→ A SUA TAREFA: Enumere todas as pessoas mencionadas pelo nome no texto sobre ética na inteligência artificial.

→ TEXTO DO DOCUMENTO:

Do fórum mencionado resultou a Declaração Canadá-França sobre Inteligência Artificial pedindo a formação de um grupo de investigação internacional para o entendimento e partilha de resultados (dentro do G7) de investigações sobre a Inteligência Artificial. Geoffrey Rockwell sinalizou diversos setores que estão sujeitos a novas formas de operacionalização com técnicas de IA, relembrando a necessidade de discutir temas desde a aprovação de crédito, aos diagnósticos médicos, ou à necessária inserção participativa das mulheres na programação da pipeline: a técnica hardware usada nos CPU’s para que seja possível encontrar e executar instruções.
Em algum momento terá de se perguntar: será ético que a modelação conceptual de dados continue a reproduzir estereótipos padronizados?
Recorrendo, a título exemplificativo, à experiência Moral Machine do MIT Media Lab foram recolhidos dados de 233 países (com resultado publicados na Nature) face às decisões que cada participante assumiria no papel de “Juiz” em dilemas morais aleatórios. Neste caso em concreto, de um veículo autónomo, os pedestres assumiam quase sempre as categorias de “mulher/ homem” e/ou “criança/idos@”. É necessário entender que priorização da vida face a um acidente inevitável não só é diferente de cultura para cultura, como é impossível de ser padronizada face a uma decisão singular. Não obstante, perante a inevitabilidade da necessária programação é indispensável incluir o maior número de perspetivas possíveis, sendo que este aspeto terá de passar pela implementação de políticas que assentam na observação de experiências como esta. Porém, é preciso dizer que os carros autónomos não têm a potencialidade de certas repressões que podem surgir face a algumas aplicações da IA na saúde, educação ou igualdade.
É certo que as aplicações de IA, nos diferentes contextos, precisam de um grande volume de informação para um melhor reconhecimento e/ ou resposta, mas isto também significa que se as representações não forem alteradas, inclusive as que estão a ser programadas, em nada irão contribuir para a diversidade social – apenas e somente para a multiplicação futura de discriminação por um lado, e estigmatização por outro.
Fei-Fei Li é co-diretora do Stanford Human-Centered AI (HAI) Institute e coordena equipas que trabalham, entre outros aspetos práticos, a integração segura de sistemas autónomos na sociedade. Ou seja, trabalham os algoritmos, os dados, os modelos computacionais e as interações humanas para que, no futuro, um robô não venha a reforçar uma desigualdade social que, por sua vez, vai resultar no sofrimento, na morte, e por consequência: em perdas económicas. Além do mais, há equipas, como poderá ver-se através do trabalho da Londa Schiebinger no Genderer Innovations que procuram facultar às/aos cientistas e engenheiros/as métodos práticos que permitam entender a tecnologia no contexto social. Sem este entendimento não será possível falar de Ética em Inteligência Artificial, na medida em que falar de uma integração segura de sistemas autónomos na sociedade é, também e necessariamente, falar em diversidade plural.

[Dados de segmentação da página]
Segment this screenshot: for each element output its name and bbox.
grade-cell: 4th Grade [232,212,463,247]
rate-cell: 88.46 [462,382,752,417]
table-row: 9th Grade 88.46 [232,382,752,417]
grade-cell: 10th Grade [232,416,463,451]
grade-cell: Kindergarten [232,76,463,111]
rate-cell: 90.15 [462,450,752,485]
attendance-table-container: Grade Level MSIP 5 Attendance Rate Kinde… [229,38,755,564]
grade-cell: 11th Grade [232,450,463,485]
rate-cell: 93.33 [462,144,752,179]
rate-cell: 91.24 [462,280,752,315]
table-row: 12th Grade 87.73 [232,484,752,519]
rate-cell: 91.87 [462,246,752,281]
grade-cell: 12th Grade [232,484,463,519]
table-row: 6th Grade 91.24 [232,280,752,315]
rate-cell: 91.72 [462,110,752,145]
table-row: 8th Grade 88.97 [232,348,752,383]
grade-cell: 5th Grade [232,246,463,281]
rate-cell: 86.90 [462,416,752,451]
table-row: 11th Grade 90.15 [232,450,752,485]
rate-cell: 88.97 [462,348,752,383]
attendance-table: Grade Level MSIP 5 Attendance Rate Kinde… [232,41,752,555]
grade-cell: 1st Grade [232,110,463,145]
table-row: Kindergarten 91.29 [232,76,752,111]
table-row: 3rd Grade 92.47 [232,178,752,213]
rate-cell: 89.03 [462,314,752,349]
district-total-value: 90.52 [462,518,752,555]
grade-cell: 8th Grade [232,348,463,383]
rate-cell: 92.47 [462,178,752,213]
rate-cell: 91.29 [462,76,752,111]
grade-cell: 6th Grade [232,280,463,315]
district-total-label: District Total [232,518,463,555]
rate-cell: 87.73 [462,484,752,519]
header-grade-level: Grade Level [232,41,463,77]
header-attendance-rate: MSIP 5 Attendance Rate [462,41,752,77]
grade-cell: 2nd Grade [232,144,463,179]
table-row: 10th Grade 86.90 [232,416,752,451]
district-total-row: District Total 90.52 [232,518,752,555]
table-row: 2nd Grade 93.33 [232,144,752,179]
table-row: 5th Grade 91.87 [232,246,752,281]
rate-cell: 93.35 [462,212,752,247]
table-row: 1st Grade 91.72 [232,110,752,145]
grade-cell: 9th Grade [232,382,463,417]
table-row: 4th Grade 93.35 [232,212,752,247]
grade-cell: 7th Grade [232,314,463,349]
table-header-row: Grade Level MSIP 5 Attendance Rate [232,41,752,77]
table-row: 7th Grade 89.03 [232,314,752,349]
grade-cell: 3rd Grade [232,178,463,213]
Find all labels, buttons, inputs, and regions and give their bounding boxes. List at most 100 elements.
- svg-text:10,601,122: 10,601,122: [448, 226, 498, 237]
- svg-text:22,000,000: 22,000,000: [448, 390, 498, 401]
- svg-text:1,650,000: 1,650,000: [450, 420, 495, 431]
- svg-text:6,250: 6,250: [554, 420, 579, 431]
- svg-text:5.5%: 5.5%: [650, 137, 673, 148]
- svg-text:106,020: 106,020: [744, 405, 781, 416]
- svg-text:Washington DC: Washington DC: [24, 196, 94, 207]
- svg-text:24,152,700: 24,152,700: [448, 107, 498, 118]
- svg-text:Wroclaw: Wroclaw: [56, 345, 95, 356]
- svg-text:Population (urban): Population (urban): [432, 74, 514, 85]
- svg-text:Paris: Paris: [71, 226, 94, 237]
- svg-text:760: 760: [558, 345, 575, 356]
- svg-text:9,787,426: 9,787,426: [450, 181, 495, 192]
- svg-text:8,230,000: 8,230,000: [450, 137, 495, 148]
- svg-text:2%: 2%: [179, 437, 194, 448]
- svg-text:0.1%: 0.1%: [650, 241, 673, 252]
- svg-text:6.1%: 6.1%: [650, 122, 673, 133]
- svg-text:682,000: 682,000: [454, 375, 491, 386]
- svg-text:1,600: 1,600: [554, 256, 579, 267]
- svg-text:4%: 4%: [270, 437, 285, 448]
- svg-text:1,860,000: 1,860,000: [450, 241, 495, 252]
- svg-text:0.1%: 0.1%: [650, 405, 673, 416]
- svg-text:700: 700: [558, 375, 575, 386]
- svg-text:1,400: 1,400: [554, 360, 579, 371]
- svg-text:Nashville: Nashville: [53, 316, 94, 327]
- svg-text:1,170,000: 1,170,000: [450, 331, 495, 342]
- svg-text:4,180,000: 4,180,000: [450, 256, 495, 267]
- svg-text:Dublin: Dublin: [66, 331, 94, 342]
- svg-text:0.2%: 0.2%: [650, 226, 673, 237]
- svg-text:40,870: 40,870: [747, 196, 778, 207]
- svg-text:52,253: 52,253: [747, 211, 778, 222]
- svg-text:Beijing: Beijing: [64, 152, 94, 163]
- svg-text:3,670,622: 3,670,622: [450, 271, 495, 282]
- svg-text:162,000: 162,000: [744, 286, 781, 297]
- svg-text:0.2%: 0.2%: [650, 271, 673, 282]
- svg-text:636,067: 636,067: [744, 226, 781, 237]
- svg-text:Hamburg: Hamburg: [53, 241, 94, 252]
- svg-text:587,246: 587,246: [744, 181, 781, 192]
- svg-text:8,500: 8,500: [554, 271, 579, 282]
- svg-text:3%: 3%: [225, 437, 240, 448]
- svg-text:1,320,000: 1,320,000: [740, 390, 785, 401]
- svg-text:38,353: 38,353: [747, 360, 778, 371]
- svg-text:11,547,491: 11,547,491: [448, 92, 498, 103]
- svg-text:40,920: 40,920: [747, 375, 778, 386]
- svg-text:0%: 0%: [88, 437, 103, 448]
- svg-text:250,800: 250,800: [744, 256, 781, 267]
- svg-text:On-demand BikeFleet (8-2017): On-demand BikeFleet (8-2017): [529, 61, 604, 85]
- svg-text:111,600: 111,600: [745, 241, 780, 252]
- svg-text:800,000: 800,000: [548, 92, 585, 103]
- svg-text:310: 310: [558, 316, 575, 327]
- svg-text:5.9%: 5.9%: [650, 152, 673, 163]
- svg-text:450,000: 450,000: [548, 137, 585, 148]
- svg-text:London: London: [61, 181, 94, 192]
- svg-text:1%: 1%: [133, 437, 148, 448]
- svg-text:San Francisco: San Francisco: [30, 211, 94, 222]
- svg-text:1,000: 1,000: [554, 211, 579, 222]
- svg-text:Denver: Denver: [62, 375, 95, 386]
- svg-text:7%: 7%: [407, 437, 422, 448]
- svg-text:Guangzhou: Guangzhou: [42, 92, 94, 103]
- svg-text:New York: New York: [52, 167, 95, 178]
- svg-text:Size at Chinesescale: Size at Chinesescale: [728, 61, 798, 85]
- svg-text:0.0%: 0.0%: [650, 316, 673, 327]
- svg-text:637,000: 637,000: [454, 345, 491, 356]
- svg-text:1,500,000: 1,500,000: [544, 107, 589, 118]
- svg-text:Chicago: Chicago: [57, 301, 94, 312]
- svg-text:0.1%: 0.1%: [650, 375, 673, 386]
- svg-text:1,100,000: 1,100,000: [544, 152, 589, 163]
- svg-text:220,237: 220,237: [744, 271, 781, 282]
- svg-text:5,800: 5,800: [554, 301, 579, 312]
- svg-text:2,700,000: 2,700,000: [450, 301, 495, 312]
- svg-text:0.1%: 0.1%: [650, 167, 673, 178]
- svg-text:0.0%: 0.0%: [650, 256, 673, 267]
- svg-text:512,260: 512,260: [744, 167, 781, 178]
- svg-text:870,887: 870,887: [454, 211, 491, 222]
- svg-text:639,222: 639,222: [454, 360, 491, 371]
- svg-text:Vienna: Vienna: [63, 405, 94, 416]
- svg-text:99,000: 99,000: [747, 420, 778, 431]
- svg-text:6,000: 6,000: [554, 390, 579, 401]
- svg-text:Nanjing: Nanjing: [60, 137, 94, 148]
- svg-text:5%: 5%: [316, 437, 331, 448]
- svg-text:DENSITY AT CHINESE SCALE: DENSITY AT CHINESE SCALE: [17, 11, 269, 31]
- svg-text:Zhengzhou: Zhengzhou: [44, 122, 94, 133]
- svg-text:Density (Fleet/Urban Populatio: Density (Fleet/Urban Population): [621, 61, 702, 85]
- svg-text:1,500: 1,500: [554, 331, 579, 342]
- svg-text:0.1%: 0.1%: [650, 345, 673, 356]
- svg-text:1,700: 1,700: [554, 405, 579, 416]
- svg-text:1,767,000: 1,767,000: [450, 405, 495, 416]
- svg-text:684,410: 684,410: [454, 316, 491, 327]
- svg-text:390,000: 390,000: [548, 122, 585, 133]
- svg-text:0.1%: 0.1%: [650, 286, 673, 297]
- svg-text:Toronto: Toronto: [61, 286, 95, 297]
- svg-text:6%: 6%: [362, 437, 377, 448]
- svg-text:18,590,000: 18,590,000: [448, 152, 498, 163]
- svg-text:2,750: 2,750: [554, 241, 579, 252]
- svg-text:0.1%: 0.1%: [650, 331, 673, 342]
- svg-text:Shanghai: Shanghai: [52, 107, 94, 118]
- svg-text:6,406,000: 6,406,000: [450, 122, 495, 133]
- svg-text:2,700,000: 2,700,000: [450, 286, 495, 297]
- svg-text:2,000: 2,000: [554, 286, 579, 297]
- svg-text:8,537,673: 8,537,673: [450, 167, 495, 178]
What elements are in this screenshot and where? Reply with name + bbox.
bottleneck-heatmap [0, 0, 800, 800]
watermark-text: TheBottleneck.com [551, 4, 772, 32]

→ CAIXA DE RESPOSTA: Geoffrey Rockwell, Fei-Fei Li e Londa Schiebinger.